TASK DESCRIPTION:
Keep the wording of each record exactly the same when you repeat it, and leave out pictures.

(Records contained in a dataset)
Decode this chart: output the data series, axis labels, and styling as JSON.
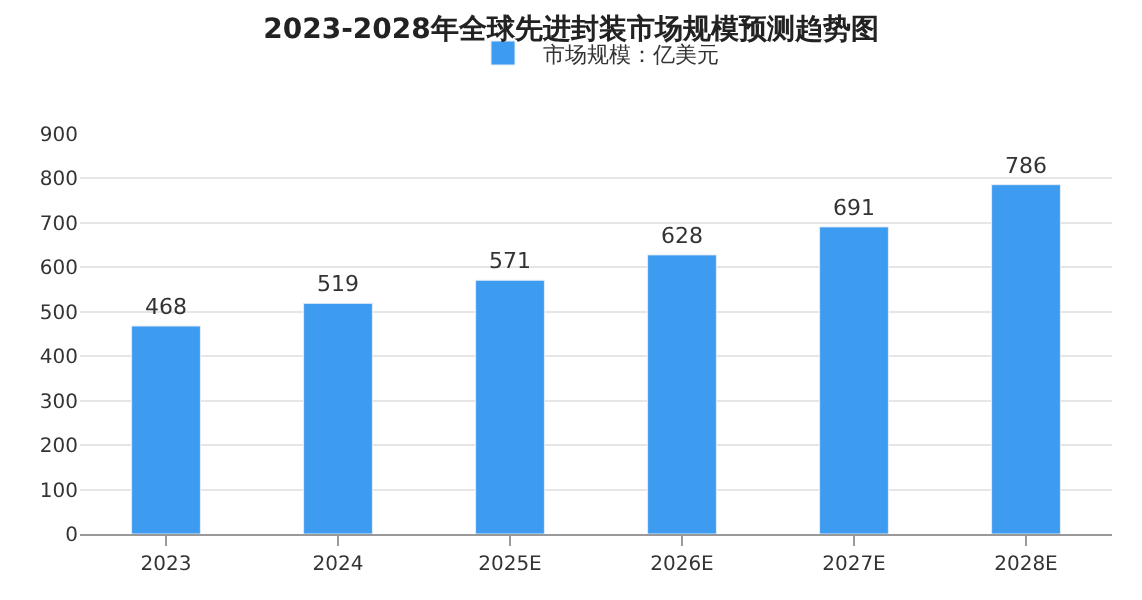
{
  "chart_data": {
    "type": "bar",
    "title": "2023-2028年全球先进封装市场规模预测趋势图",
    "categories": [
      "2023",
      "2024",
      "2025E",
      "2026E",
      "2027E",
      "2028E"
    ],
    "series": [
      {
        "name": "市场规模：亿美元",
        "color": "#3d9bf0",
        "values": [
          468,
          519,
          571,
          628,
          691,
          786
        ]
      }
    ],
    "ylim": [
      0,
      900
    ],
    "yticks": [
      0,
      100,
      200,
      300,
      400,
      500,
      600,
      700,
      800,
      900
    ],
    "grid": "y",
    "legend": "top",
    "data_labels": true
  }
}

SOLUTION TO THE PROBLEM:
Decode this chart: output the data series, axis labels, and styling as JSON.
{
  "chart_data": {
    "type": "bar",
    "title": "2023-2028年全球先进封装市场规模预测趋势图",
    "categories": [
      "2023",
      "2024",
      "2025E",
      "2026E",
      "2027E",
      "2028E"
    ],
    "series": [
      {
        "name": "市场规模：亿美元",
        "color": "#3d9bf0",
        "values": [
          468,
          519,
          571,
          628,
          691,
          786
        ]
      }
    ],
    "ylim": [
      0,
      900
    ],
    "yticks": [
      0,
      100,
      200,
      300,
      400,
      500,
      600,
      700,
      800,
      900
    ],
    "grid": "y",
    "legend": "top",
    "data_labels": true
  }
}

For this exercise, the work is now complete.